TASK TO COMPLETE:
State only the number of lines that include "utbildningsperiod".

(Figure content listings)
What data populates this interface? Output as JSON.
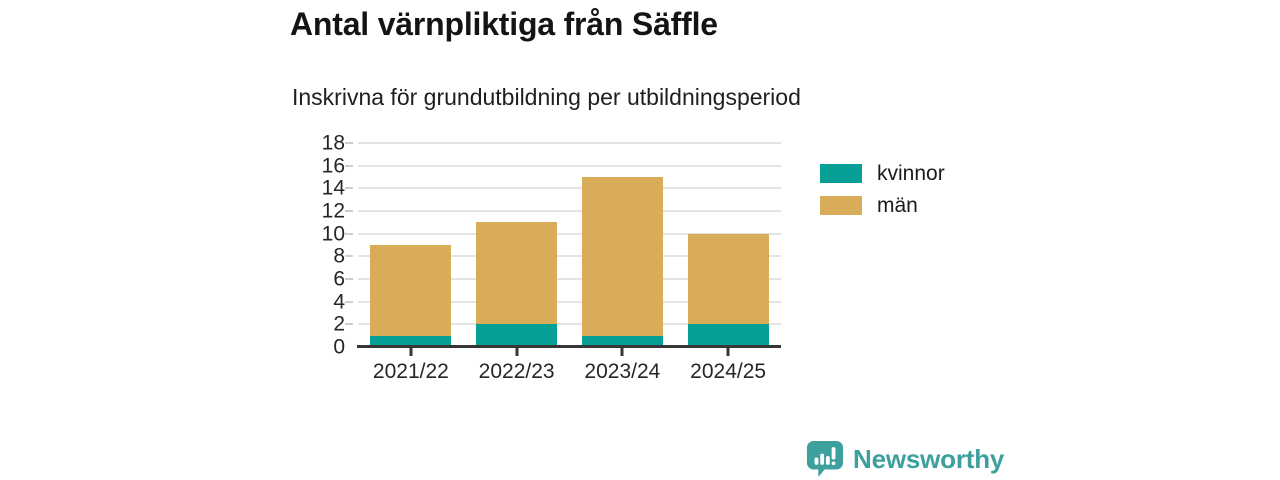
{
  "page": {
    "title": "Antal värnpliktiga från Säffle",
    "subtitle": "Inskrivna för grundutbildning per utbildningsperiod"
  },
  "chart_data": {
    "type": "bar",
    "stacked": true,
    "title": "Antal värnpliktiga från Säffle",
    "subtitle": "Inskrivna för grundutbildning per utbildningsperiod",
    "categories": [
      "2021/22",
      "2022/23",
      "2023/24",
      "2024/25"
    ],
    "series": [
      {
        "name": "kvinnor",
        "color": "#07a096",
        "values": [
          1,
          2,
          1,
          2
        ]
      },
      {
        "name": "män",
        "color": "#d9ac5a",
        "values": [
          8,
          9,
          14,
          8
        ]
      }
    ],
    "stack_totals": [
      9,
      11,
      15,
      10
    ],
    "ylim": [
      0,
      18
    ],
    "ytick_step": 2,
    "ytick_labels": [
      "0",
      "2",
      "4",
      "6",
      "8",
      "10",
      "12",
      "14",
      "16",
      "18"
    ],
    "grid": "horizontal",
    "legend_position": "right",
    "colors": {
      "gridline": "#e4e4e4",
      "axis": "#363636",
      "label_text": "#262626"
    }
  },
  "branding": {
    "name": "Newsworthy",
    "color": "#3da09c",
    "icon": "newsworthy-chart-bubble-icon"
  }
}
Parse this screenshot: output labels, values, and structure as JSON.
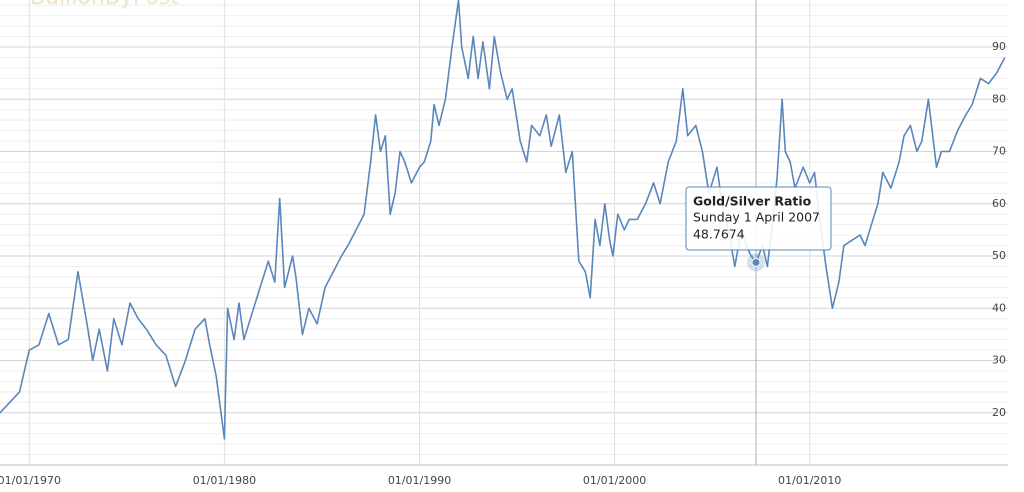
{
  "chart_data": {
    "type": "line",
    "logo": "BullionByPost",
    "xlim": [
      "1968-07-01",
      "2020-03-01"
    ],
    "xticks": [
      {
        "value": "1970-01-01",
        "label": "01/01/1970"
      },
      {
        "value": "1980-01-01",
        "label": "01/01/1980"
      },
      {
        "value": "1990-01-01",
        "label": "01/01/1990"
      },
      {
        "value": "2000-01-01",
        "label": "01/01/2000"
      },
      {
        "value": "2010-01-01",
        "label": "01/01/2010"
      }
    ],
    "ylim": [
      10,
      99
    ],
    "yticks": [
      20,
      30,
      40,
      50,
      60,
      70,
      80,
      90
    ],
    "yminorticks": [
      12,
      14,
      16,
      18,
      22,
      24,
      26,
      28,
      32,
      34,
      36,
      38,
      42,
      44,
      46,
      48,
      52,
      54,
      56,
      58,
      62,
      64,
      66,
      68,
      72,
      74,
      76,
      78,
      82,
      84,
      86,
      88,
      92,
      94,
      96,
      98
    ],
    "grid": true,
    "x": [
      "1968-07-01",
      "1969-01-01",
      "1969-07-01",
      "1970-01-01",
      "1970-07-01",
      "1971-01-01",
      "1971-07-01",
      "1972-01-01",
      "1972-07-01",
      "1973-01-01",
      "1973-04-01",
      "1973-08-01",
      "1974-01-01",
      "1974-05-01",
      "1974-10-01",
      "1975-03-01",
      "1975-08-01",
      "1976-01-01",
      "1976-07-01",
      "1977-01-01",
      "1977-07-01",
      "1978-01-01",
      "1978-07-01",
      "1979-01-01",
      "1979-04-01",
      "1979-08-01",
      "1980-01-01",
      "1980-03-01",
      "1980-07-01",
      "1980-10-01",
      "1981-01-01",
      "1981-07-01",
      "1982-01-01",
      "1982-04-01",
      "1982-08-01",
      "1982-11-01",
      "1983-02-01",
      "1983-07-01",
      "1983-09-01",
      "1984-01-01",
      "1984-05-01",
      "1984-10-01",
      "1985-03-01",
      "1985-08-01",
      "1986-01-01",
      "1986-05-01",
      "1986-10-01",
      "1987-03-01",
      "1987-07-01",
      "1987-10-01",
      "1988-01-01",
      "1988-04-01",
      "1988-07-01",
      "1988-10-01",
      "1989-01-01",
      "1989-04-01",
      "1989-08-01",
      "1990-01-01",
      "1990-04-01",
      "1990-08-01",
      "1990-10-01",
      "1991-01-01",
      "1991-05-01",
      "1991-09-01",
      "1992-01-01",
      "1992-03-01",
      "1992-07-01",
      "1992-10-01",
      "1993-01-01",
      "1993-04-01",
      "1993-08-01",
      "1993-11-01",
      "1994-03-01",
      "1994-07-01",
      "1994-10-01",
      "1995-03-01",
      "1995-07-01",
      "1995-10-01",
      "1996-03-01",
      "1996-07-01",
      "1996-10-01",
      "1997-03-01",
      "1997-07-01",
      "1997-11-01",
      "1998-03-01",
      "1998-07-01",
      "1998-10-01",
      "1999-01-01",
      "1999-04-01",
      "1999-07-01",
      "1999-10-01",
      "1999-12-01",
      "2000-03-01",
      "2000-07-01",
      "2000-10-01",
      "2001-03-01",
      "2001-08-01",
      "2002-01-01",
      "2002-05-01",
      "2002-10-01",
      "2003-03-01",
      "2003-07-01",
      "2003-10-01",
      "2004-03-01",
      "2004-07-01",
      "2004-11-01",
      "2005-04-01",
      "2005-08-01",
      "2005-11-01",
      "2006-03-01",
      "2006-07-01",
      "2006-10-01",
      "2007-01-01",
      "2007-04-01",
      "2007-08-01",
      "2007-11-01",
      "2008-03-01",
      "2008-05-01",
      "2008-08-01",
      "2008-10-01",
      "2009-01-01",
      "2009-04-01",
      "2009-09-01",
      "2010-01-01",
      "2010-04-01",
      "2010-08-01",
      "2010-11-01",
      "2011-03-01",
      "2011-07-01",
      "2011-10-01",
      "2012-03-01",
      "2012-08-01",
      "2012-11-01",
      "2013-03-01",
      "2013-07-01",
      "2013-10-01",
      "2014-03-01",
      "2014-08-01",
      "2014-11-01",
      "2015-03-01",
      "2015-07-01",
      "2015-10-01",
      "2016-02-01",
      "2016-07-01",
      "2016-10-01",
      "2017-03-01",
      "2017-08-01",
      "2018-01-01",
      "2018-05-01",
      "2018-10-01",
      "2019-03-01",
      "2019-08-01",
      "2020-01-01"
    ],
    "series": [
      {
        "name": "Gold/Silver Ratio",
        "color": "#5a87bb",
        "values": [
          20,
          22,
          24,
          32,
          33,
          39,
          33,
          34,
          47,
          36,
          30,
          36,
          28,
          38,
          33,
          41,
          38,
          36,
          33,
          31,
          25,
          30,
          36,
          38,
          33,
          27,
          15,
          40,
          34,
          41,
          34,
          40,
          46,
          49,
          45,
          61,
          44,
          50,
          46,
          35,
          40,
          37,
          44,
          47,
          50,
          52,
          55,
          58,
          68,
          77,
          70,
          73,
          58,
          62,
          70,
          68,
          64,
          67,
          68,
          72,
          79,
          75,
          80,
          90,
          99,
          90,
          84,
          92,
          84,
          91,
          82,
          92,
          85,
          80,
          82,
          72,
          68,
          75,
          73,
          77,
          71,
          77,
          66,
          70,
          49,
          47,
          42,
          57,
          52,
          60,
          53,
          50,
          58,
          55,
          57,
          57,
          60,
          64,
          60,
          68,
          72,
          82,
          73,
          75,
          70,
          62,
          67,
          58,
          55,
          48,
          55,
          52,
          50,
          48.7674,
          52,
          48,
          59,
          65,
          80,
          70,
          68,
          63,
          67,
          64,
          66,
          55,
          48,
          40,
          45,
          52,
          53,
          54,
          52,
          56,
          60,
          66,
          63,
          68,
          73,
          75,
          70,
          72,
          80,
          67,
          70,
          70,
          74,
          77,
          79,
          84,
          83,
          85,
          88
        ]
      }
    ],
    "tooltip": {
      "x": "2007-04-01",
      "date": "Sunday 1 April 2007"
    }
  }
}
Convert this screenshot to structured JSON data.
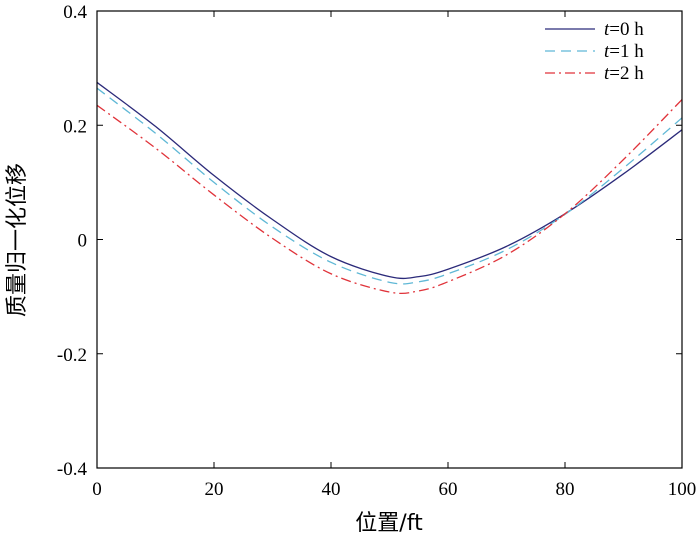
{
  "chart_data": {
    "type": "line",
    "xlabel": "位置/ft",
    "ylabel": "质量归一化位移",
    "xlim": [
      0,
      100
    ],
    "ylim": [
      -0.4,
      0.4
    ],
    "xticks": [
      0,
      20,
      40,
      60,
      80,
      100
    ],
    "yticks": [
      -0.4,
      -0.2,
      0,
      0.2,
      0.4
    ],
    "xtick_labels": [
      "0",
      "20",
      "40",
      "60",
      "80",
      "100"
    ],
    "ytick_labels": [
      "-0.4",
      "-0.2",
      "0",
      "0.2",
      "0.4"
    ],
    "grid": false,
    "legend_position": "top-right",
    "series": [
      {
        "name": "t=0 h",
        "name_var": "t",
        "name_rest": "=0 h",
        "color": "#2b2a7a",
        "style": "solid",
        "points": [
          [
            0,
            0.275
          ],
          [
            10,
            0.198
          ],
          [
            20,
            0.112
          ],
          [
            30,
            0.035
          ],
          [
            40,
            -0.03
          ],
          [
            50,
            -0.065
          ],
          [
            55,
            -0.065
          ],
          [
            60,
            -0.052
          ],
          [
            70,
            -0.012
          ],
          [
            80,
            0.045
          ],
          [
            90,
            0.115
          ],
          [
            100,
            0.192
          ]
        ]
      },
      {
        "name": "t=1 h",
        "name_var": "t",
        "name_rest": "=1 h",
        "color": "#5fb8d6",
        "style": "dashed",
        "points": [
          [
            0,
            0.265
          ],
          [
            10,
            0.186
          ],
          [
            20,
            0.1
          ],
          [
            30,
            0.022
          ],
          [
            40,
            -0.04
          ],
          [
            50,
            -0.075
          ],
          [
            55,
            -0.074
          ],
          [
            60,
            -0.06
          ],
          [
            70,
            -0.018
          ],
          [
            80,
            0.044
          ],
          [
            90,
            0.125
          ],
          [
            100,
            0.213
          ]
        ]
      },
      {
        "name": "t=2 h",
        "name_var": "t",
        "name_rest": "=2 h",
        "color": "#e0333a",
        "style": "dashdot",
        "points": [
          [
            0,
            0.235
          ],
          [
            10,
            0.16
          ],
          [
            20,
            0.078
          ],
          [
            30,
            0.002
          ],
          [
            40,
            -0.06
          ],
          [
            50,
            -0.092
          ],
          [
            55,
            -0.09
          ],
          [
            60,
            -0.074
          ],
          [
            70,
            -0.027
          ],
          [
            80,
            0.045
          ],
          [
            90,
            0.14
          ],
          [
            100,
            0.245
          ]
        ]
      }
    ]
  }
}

TASK SOLUTION:
2